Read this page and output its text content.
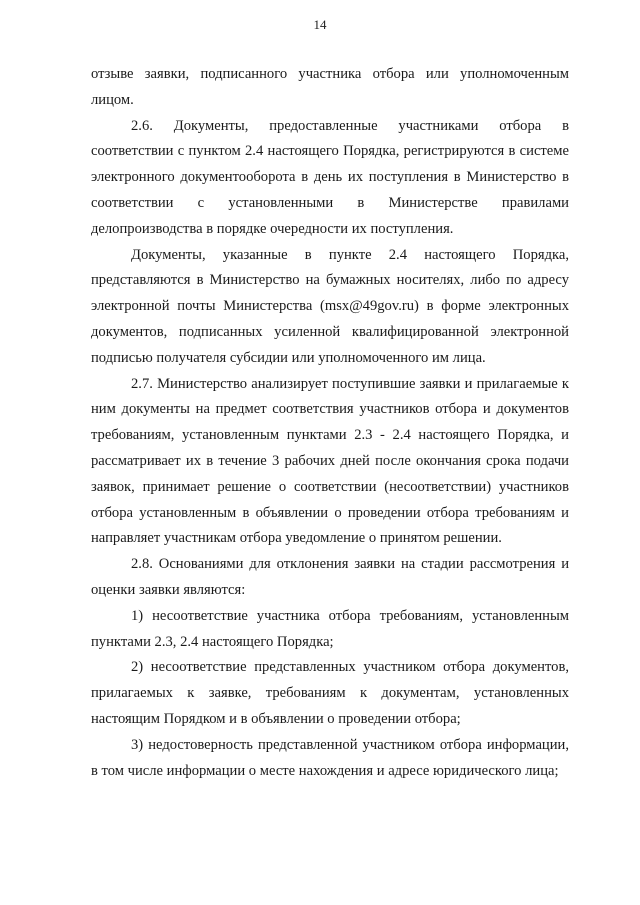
14

отзыве заявки, подписанного участника отбора или уполномоченным лицом.

2.6. Документы, предоставленные участниками отбора в соответствии с пунктом 2.4 настоящего Порядка, регистрируются в системе электронного документооборота в день их поступления в Министерство в соответствии с установленными в Министерстве правилами делопроизводства в порядке очередности их поступления.

Документы, указанные в пункте 2.4 настоящего Порядка, представляются в Министерство на бумажных носителях, либо по адресу электронной почты Министерства (msx@49gov.ru) в форме электронных документов, подписанных усиленной квалифицированной электронной подписью получателя субсидии или уполномоченного им лица.

2.7. Министерство анализирует поступившие заявки и прилагаемые к ним документы на предмет соответствия участников отбора и документов требованиям, установленным пунктами 2.3 - 2.4 настоящего Порядка, и рассматривает их в течение 3 рабочих дней после окончания срока подачи заявок, принимает решение о соответствии (несоответствии) участников отбора установленным в объявлении о проведении отбора требованиям и направляет участникам отбора уведомление о принятом решении.

2.8. Основаниями для отклонения заявки на стадии рассмотрения и оценки заявки являются:

1) несоответствие участника отбора требованиям, установленным пунктами 2.3, 2.4 настоящего Порядка;

2) несоответствие представленных участником отбора документов, прилагаемых к заявке, требованиям к документам, установленных настоящим Порядком и в объявлении о проведении отбора;

3) недостоверность представленной участником отбора информации, в том числе информации о месте нахождения и адресе юридического лица;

--------------------------------------------------

## EXERCISE DIRECTIONS
Write the full listing out again with every line unchanged, but include no pictures.

## WORKED SOLUTION
Read this page and output its text content.
14

отзыве заявки, подписанного участника отбора или уполномоченным лицом.

2.6. Документы, предоставленные участниками отбора в соответствии с пунктом 2.4 настоящего Порядка, регистрируются в системе электронного документооборота в день их поступления в Министерство в соответствии с установленными в Министерстве правилами делопроизводства в порядке очередности их поступления.

Документы, указанные в пункте 2.4 настоящего Порядка, представляются в Министерство на бумажных носителях, либо по адресу электронной почты Министерства (msx@49gov.ru) в форме электронных документов, подписанных усиленной квалифицированной электронной подписью получателя субсидии или уполномоченного им лица.

2.7. Министерство анализирует поступившие заявки и прилагаемые к ним документы на предмет соответствия участников отбора и документов требованиям, установленным пунктами 2.3 - 2.4 настоящего Порядка, и рассматривает их в течение 3 рабочих дней после окончания срока подачи заявок, принимает решение о соответствии (несоответствии) участников отбора установленным в объявлении о проведении отбора требованиям и направляет участникам отбора уведомление о принятом решении.

2.8. Основаниями для отклонения заявки на стадии рассмотрения и оценки заявки являются:

1) несоответствие участника отбора требованиям, установленным пунктами 2.3, 2.4 настоящего Порядка;

2) несоответствие представленных участником отбора документов, прилагаемых к заявке, требованиям к документам, установленных настоящим Порядком и в объявлении о проведении отбора;

3) недостоверность представленной участником отбора информации, в том числе информации о месте нахождения и адресе юридического лица;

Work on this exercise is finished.